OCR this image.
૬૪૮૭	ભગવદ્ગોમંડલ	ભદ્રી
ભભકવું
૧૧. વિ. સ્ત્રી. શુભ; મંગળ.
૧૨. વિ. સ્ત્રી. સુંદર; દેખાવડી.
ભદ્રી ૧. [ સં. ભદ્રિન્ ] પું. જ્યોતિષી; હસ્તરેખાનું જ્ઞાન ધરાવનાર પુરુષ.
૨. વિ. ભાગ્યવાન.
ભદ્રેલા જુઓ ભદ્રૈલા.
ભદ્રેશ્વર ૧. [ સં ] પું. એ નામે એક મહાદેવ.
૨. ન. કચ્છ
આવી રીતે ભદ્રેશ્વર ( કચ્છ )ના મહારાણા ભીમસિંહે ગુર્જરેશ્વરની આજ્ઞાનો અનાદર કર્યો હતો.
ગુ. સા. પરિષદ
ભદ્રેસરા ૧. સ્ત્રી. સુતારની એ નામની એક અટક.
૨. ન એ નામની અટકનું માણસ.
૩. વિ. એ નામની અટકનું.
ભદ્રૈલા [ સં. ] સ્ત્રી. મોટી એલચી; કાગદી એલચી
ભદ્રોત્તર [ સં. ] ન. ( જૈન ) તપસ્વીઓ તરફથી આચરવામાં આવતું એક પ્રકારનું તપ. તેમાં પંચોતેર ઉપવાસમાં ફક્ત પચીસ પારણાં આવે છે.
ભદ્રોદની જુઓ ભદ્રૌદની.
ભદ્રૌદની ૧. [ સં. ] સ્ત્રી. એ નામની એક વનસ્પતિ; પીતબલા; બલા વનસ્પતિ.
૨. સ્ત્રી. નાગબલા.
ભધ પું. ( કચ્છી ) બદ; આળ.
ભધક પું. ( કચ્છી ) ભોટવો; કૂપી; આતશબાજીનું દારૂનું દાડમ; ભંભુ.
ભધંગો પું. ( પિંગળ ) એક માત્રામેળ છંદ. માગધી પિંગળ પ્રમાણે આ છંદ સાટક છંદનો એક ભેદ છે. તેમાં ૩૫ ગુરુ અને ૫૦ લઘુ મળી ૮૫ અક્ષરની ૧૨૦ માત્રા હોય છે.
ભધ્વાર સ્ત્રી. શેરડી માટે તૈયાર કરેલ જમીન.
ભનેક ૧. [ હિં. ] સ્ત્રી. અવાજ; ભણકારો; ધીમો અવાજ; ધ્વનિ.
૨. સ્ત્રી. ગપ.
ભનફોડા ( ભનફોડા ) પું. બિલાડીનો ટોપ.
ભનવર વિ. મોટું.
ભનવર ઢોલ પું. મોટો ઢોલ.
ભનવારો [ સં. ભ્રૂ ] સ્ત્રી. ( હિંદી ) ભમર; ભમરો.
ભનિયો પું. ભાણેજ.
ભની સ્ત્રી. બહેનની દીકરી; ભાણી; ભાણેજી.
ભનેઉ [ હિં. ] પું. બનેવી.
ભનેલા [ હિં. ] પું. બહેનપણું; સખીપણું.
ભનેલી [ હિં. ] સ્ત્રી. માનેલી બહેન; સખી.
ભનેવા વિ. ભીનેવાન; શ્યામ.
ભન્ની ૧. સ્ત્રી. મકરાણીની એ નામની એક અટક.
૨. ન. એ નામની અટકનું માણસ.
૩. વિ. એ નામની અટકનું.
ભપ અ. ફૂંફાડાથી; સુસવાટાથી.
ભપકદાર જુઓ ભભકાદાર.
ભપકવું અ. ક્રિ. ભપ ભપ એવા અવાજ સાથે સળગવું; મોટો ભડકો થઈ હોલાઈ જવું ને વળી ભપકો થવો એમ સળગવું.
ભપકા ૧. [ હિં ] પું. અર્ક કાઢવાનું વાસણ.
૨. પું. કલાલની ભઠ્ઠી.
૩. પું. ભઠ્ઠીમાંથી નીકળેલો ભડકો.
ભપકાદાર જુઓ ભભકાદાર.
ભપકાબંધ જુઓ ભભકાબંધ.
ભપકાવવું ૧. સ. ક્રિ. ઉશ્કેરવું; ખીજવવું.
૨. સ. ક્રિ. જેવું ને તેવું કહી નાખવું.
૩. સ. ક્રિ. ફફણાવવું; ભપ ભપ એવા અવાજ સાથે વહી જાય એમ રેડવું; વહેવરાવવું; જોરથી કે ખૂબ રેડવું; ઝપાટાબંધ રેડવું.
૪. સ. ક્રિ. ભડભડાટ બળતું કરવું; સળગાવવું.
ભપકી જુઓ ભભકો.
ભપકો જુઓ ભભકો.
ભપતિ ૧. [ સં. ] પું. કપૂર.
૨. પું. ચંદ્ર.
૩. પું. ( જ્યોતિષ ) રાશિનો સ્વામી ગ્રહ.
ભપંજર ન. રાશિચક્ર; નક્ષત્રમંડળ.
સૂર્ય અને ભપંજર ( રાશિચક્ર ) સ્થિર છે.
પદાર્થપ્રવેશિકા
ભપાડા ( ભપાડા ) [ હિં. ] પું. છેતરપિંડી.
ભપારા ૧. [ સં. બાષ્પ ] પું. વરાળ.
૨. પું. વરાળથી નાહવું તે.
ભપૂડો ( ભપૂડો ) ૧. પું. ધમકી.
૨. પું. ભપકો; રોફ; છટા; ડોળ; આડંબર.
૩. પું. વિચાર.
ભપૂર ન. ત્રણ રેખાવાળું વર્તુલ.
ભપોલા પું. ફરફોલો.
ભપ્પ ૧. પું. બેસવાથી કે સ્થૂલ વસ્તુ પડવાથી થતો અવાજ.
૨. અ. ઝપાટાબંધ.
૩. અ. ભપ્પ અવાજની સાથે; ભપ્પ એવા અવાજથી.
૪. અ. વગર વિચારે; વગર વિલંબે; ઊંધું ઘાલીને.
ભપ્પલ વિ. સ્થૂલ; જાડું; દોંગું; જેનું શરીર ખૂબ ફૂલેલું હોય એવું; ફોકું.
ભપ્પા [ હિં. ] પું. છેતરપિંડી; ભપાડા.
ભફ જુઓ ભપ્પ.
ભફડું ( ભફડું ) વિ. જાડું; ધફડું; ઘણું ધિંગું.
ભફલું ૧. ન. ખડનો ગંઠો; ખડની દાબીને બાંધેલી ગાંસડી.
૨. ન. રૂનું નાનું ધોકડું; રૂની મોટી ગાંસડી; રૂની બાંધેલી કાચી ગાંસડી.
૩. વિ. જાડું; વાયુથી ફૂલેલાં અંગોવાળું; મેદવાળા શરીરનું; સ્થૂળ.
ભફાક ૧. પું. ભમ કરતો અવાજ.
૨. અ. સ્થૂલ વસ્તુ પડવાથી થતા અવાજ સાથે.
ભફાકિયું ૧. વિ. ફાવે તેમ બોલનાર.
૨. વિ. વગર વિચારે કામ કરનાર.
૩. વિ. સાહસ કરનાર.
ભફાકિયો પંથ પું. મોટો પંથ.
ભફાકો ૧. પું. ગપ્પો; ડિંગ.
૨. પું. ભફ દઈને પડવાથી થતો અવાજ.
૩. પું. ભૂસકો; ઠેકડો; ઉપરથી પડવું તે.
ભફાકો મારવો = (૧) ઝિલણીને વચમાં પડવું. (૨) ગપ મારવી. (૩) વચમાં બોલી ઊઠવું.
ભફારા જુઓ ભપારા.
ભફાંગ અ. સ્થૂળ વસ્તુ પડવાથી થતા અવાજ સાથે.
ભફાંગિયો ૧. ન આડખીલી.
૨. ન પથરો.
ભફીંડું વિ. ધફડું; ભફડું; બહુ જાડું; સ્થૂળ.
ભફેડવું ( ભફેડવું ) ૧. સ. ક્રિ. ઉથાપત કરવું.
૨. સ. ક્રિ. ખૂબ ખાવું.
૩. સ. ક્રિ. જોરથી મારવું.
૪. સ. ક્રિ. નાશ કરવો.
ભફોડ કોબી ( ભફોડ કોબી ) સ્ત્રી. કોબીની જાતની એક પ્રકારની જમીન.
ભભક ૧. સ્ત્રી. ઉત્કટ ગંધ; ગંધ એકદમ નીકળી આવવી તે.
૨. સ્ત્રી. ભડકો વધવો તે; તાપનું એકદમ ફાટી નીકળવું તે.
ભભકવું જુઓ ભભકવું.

──────────

* What to do *
Copy every line of the data that holds the string "એકદમ".

* Expected answer *
ભભક ૧. સ્ત્રી. ઉત્કટ ગંધ; ગંધ એકદમ નીકળી આવવી તે.
૨. સ્ત્રી. ભડકો વધવો તે; તાપનું એકદમ ફાટી નીકળવું તે.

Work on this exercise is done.